Your copy of the material below should match it exactly, except that it holds no pictures.

(Collected data entries)
☆ ☆ ☆
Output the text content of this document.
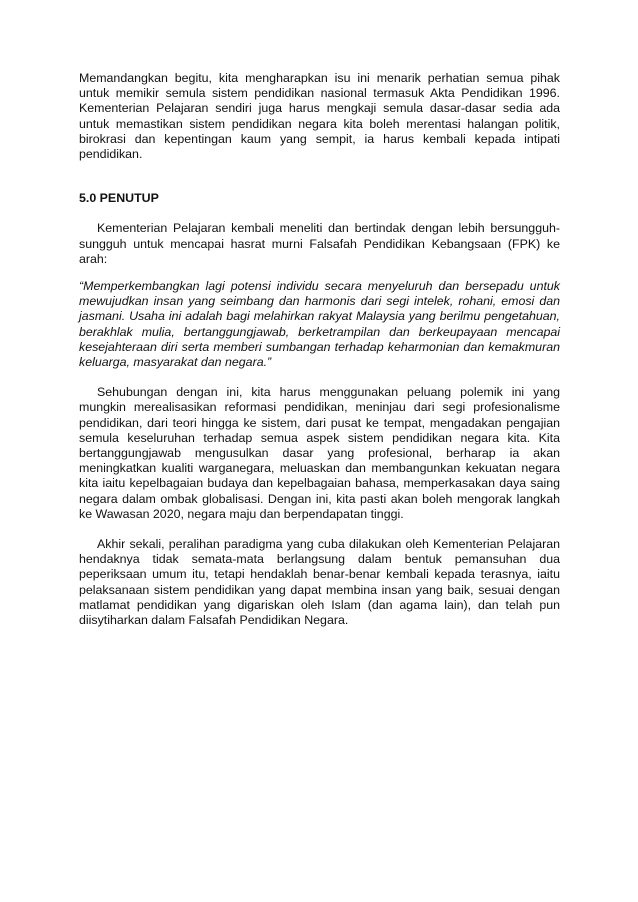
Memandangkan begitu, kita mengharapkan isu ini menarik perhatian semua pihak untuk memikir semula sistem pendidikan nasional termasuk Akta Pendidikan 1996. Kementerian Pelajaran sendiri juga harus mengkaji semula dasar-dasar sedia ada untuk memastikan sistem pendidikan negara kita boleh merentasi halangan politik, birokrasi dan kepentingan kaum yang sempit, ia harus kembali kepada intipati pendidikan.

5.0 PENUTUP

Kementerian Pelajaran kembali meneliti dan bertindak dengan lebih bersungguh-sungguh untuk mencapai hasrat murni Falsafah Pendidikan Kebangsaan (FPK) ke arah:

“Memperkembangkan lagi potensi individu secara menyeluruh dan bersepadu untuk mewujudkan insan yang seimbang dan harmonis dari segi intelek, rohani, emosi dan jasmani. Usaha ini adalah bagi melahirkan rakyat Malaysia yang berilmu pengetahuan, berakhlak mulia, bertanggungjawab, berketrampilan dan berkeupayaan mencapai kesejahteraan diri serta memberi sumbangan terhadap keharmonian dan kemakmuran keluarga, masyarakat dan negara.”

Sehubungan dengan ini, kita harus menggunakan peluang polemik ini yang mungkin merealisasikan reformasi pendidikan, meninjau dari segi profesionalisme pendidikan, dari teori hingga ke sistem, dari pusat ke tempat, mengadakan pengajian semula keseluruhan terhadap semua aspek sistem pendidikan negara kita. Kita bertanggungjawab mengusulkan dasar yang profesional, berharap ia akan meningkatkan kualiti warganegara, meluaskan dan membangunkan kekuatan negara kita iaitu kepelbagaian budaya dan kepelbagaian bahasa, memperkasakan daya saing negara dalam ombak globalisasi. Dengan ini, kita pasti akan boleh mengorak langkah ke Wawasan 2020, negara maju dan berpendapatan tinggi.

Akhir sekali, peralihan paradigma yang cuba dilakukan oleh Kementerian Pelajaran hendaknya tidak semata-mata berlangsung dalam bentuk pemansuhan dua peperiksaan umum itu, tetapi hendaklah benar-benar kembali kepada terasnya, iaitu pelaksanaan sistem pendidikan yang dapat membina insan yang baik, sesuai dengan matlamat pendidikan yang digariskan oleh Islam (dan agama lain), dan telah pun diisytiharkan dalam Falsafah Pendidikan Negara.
☆ ☆ ☆
■ ANSWER TO THIS PROBLEM:
Output the text content of this document.
Memandangkan begitu, kita mengharapkan isu ini menarik perhatian semua pihak untuk memikir semula sistem pendidikan nasional termasuk Akta Pendidikan 1996. Kementerian Pelajaran sendiri juga harus mengkaji semula dasar-dasar sedia ada untuk memastikan sistem pendidikan negara kita boleh merentasi halangan politik, birokrasi dan kepentingan kaum yang sempit, ia harus kembali kepada intipati pendidikan.

5.0 PENUTUP

Kementerian Pelajaran kembali meneliti dan bertindak dengan lebih bersungguh-sungguh untuk mencapai hasrat murni Falsafah Pendidikan Kebangsaan (FPK) ke arah:

“Memperkembangkan lagi potensi individu secara menyeluruh dan bersepadu untuk mewujudkan insan yang seimbang dan harmonis dari segi intelek, rohani, emosi dan jasmani. Usaha ini adalah bagi melahirkan rakyat Malaysia yang berilmu pengetahuan, berakhlak mulia, bertanggungjawab, berketrampilan dan berkeupayaan mencapai kesejahteraan diri serta memberi sumbangan terhadap keharmonian dan kemakmuran keluarga, masyarakat dan negara.”

Sehubungan dengan ini, kita harus menggunakan peluang polemik ini yang mungkin merealisasikan reformasi pendidikan, meninjau dari segi profesionalisme pendidikan, dari teori hingga ke sistem, dari pusat ke tempat, mengadakan pengajian semula keseluruhan terhadap semua aspek sistem pendidikan negara kita. Kita bertanggungjawab mengusulkan dasar yang profesional, berharap ia akan meningkatkan kualiti warganegara, meluaskan dan membangunkan kekuatan negara kita iaitu kepelbagaian budaya dan kepelbagaian bahasa, memperkasakan daya saing negara dalam ombak globalisasi. Dengan ini, kita pasti akan boleh mengorak langkah ke Wawasan 2020, negara maju dan berpendapatan tinggi.

Akhir sekali, peralihan paradigma yang cuba dilakukan oleh Kementerian Pelajaran hendaknya tidak semata-mata berlangsung dalam bentuk pemansuhan dua peperiksaan umum itu, tetapi hendaklah benar-benar kembali kepada terasnya, iaitu pelaksanaan sistem pendidikan yang dapat membina insan yang baik, sesuai dengan matlamat pendidikan yang digariskan oleh Islam (dan agama lain), dan telah pun diisytiharkan dalam Falsafah Pendidikan Negara.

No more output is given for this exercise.